- **Aim**
Quote the listing below in its entirety.

>> BEGIN Exercise input

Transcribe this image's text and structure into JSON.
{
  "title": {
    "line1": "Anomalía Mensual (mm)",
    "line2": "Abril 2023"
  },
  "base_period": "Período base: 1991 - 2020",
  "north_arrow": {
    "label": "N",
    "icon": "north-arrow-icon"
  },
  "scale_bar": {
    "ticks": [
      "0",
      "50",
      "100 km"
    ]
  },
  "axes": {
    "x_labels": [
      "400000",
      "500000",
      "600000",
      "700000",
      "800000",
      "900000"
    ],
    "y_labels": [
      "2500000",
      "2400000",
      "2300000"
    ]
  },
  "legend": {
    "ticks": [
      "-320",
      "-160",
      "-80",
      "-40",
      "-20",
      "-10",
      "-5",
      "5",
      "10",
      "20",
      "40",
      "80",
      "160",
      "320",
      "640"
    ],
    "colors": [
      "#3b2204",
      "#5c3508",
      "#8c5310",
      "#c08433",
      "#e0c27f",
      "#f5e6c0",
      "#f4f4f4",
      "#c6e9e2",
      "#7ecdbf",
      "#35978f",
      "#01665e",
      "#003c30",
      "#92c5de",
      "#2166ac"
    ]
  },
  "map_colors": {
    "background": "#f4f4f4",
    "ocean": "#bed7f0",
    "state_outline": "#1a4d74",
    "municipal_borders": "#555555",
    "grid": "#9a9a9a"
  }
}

>> END Exercise input

- **Final result**
Transcribe this image's text and structure into JSON.
{
  "title": {
    "line1": "Anomalía Mensual (mm)",
    "line2": "Abril 2023"
  },
  "base_period": "Período base: 1991 - 2020",
  "north_arrow": {
    "label": "N",
    "icon": "north-arrow-icon"
  },
  "scale_bar": {
    "ticks": [
      "0",
      "50",
      "100 km"
    ]
  },
  "axes": {
    "x_labels": [
      "400000",
      "500000",
      "600000",
      "700000",
      "800000",
      "900000"
    ],
    "y_labels": [
      "2500000",
      "2400000",
      "2300000"
    ]
  },
  "legend": {
    "ticks": [
      "-320",
      "-160",
      "-80",
      "-40",
      "-20",
      "-10",
      "-5",
      "5",
      "10",
      "20",
      "40",
      "80",
      "160",
      "320",
      "640"
    ],
    "colors": [
      "#3b2204",
      "#5c3508",
      "#8c5310",
      "#c08433",
      "#e0c27f",
      "#f5e6c0",
      "#f4f4f4",
      "#c6e9e2",
      "#7ecdbf",
      "#35978f",
      "#01665e",
      "#003c30",
      "#92c5de",
      "#2166ac"
    ]
  },
  "map_colors": {
    "background": "#f4f4f4",
    "ocean": "#bed7f0",
    "state_outline": "#1a4d74",
    "municipal_borders": "#555555",
    "grid": "#9a9a9a"
  }
}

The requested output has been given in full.